§ What you should do
Copy each line in the data that includes the word "Database".

Collected data entries:
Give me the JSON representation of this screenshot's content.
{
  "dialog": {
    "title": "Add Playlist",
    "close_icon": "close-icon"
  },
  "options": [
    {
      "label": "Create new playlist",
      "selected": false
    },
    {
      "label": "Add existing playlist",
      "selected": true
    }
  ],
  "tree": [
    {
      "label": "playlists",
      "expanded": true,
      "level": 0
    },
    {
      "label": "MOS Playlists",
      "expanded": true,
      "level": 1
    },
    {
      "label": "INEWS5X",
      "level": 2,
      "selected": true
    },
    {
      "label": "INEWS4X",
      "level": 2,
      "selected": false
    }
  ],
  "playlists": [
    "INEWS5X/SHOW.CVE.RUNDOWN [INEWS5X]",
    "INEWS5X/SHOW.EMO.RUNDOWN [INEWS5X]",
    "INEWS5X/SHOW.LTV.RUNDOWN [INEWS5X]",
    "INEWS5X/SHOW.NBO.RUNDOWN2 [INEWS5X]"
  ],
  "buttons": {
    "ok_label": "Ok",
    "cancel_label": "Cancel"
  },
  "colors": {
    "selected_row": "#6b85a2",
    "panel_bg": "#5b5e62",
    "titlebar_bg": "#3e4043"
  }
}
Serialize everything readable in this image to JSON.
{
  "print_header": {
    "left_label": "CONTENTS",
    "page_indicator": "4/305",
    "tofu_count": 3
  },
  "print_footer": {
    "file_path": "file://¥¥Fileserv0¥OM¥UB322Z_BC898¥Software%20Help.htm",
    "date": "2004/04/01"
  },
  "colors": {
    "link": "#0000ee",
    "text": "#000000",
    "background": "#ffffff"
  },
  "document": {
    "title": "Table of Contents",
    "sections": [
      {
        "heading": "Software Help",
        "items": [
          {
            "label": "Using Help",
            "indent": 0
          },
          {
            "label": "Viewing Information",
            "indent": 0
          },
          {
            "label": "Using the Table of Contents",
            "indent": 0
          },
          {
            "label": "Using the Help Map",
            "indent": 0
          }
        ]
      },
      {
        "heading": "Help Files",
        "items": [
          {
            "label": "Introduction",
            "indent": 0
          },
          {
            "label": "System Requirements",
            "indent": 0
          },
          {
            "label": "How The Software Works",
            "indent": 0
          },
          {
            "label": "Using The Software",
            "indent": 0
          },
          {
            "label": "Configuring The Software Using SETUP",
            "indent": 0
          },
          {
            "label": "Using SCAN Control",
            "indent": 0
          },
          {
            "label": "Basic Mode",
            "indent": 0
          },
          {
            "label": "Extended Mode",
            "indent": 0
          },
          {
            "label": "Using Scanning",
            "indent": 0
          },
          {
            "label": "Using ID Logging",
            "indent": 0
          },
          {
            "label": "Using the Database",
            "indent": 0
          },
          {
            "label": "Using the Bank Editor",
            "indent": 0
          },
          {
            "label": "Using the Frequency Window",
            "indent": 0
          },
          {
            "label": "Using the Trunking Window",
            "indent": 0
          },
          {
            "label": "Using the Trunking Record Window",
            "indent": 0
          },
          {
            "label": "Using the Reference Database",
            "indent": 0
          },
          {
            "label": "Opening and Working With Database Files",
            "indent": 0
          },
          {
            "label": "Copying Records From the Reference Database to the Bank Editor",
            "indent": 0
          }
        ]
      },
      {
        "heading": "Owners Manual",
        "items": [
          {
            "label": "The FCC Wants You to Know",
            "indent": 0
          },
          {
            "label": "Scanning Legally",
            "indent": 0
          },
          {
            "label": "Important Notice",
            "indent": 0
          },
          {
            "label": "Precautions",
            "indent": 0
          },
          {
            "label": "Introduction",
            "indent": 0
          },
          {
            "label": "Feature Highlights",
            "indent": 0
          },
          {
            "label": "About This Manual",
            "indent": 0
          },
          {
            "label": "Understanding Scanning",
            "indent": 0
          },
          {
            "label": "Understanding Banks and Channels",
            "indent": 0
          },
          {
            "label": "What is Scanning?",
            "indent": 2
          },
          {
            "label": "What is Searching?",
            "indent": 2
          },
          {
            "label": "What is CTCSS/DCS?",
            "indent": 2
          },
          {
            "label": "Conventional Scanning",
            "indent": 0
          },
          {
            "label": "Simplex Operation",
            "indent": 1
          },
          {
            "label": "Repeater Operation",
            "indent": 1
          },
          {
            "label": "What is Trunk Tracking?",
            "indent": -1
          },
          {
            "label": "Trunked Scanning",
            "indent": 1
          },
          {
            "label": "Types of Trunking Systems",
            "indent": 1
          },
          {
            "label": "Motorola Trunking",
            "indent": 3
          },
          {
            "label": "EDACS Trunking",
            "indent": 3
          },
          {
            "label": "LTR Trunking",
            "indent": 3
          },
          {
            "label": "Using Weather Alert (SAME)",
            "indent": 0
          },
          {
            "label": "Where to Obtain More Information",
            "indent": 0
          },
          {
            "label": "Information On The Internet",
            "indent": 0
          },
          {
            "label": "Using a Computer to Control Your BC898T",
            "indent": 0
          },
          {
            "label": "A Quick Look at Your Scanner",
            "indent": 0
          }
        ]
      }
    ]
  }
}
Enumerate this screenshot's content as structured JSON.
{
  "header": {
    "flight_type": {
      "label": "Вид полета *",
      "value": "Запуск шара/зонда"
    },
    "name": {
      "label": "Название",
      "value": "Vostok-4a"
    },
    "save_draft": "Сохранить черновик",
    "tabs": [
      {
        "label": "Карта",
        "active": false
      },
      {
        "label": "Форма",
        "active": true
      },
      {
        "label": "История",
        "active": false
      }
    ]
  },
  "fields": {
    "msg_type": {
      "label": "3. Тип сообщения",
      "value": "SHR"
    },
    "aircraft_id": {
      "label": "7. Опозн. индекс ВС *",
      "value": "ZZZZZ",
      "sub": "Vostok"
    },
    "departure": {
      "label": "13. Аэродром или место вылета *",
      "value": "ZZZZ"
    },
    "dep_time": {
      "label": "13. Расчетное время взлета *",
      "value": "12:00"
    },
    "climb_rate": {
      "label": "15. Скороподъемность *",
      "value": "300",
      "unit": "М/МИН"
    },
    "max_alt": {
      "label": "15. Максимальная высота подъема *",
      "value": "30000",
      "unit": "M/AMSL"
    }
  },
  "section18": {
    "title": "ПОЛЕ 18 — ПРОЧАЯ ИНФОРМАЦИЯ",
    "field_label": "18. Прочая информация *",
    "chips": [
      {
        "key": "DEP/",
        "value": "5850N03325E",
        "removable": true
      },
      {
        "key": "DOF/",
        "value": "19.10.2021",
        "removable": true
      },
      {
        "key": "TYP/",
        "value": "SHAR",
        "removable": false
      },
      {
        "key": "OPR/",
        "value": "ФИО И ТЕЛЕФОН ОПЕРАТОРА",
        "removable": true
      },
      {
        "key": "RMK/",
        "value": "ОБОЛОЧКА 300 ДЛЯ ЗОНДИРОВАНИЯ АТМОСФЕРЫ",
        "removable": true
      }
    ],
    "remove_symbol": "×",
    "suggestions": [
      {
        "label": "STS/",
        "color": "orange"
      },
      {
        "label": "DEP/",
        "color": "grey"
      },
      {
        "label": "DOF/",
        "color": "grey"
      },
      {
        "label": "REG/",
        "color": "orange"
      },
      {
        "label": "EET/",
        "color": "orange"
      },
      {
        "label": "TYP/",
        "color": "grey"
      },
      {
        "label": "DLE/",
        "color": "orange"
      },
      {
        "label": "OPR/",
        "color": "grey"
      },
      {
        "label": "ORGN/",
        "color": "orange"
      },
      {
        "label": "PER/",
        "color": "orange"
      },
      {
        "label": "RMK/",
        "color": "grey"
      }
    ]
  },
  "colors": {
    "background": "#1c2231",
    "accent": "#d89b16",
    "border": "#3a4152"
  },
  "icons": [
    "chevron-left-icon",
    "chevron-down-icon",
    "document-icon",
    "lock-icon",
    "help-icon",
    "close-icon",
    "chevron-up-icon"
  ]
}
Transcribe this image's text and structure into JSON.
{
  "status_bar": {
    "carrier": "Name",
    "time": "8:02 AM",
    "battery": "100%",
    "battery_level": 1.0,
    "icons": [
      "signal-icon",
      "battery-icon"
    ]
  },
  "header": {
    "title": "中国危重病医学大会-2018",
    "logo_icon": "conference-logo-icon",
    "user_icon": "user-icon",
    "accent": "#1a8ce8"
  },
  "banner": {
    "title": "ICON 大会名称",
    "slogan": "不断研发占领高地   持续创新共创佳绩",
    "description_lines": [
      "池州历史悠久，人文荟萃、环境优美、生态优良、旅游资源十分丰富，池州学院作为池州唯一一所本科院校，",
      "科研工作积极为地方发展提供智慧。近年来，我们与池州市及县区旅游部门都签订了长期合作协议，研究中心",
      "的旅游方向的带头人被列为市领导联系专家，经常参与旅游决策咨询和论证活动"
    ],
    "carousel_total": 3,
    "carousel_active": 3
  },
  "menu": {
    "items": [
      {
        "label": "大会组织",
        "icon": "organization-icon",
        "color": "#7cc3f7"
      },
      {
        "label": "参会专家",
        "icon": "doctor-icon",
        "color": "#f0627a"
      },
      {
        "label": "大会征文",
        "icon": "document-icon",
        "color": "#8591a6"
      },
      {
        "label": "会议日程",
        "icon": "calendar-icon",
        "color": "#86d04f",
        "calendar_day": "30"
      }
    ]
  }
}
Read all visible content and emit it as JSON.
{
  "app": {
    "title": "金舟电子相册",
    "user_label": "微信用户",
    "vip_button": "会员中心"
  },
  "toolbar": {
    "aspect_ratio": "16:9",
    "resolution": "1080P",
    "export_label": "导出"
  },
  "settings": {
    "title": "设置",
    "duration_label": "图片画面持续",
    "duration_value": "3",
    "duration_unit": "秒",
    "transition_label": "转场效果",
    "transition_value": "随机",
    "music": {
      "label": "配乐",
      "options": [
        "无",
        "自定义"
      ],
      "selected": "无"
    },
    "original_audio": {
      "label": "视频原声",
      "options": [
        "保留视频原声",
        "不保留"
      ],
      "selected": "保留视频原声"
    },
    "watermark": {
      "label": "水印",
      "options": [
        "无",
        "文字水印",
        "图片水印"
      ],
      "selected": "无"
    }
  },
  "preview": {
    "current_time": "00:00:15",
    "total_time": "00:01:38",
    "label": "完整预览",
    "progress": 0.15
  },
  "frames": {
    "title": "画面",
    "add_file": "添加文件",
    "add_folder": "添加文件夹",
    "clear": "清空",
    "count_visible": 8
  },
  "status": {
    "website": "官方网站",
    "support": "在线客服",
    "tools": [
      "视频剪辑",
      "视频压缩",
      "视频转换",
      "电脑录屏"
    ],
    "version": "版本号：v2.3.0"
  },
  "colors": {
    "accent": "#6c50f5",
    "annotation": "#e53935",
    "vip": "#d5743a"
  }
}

§ Result
            "label": "Using the Database",
            "label": "Using the Reference Database",
            "label": "Opening and Working With Database Files",
            "label": "Copying Records From the Reference Database to the Bank Editor",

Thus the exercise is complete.